Figure collection entries:
--- start ---
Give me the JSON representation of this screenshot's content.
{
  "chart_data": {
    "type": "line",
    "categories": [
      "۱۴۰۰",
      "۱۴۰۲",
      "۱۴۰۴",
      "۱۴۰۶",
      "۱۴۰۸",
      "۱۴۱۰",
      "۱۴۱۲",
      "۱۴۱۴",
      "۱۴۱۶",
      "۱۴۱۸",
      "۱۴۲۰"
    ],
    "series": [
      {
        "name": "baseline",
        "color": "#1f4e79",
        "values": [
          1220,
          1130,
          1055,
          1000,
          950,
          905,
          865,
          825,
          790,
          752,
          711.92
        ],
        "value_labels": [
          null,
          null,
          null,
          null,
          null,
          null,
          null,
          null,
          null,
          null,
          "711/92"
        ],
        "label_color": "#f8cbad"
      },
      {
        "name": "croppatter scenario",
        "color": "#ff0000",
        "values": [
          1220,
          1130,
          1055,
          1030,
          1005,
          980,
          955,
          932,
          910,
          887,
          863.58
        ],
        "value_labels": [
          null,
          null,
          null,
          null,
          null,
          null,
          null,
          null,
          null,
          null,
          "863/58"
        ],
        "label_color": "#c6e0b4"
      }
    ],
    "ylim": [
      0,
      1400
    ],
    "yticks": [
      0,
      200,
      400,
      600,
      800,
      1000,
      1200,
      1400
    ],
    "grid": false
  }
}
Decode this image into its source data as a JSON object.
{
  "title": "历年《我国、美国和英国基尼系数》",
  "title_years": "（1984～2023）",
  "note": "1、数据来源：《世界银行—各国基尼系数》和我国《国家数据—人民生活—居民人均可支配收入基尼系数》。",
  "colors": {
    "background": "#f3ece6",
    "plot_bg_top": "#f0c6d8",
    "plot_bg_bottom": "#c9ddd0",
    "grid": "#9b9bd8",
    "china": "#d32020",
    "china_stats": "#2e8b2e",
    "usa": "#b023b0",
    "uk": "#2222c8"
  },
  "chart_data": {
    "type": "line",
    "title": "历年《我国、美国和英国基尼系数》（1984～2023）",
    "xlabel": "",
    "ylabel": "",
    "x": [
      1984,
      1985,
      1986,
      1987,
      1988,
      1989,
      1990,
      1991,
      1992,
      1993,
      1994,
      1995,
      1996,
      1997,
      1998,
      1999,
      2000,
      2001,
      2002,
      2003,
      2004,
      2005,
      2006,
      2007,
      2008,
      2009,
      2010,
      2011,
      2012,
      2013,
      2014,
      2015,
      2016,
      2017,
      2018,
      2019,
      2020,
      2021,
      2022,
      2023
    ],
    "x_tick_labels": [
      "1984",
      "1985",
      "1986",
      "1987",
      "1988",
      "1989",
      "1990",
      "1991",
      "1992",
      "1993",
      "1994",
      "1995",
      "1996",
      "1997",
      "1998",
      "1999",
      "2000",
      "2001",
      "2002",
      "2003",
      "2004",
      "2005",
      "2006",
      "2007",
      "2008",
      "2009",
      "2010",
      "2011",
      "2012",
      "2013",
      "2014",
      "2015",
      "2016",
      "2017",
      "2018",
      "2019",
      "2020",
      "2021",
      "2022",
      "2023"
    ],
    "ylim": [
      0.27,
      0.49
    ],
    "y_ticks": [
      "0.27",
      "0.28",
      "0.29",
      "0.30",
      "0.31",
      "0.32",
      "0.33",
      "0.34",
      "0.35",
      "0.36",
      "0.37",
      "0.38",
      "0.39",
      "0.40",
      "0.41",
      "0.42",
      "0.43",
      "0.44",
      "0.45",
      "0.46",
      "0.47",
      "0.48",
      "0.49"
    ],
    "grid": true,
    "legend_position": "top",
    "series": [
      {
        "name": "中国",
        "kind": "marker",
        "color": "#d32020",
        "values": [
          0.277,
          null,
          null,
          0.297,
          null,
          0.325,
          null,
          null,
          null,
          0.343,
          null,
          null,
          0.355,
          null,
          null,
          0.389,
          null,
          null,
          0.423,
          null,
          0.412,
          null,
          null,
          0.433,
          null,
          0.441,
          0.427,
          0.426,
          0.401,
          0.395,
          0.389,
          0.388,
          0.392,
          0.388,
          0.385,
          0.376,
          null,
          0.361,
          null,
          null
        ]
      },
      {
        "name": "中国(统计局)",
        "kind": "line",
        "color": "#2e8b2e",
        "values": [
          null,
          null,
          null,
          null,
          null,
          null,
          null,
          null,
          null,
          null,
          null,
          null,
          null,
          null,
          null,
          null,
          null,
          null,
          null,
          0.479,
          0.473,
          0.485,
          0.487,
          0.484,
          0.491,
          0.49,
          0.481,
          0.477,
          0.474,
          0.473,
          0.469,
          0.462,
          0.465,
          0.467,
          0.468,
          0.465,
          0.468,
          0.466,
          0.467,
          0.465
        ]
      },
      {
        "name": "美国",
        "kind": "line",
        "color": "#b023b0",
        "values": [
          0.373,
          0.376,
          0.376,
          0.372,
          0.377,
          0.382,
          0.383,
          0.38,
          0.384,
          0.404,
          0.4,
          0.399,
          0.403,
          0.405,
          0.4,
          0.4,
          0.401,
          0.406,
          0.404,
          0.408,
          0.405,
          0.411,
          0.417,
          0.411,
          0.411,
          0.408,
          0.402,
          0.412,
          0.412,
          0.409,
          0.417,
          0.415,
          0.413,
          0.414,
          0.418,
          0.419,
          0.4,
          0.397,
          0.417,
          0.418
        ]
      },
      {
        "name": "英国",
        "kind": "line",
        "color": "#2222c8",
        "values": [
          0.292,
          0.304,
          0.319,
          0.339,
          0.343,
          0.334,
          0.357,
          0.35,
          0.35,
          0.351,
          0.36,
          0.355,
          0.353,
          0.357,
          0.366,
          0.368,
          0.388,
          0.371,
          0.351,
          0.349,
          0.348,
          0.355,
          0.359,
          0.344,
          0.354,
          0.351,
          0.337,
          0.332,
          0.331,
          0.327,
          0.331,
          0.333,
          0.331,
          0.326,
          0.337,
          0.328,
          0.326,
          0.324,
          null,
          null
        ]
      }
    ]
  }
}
--- end ---
_OBJECTIVE_: Pick out every line above that contains the word "JSON" and copy it.

_WRITTEN ANSWER_:
Give me the JSON representation of this screenshot's content.
Decode this image into its source data as a JSON object.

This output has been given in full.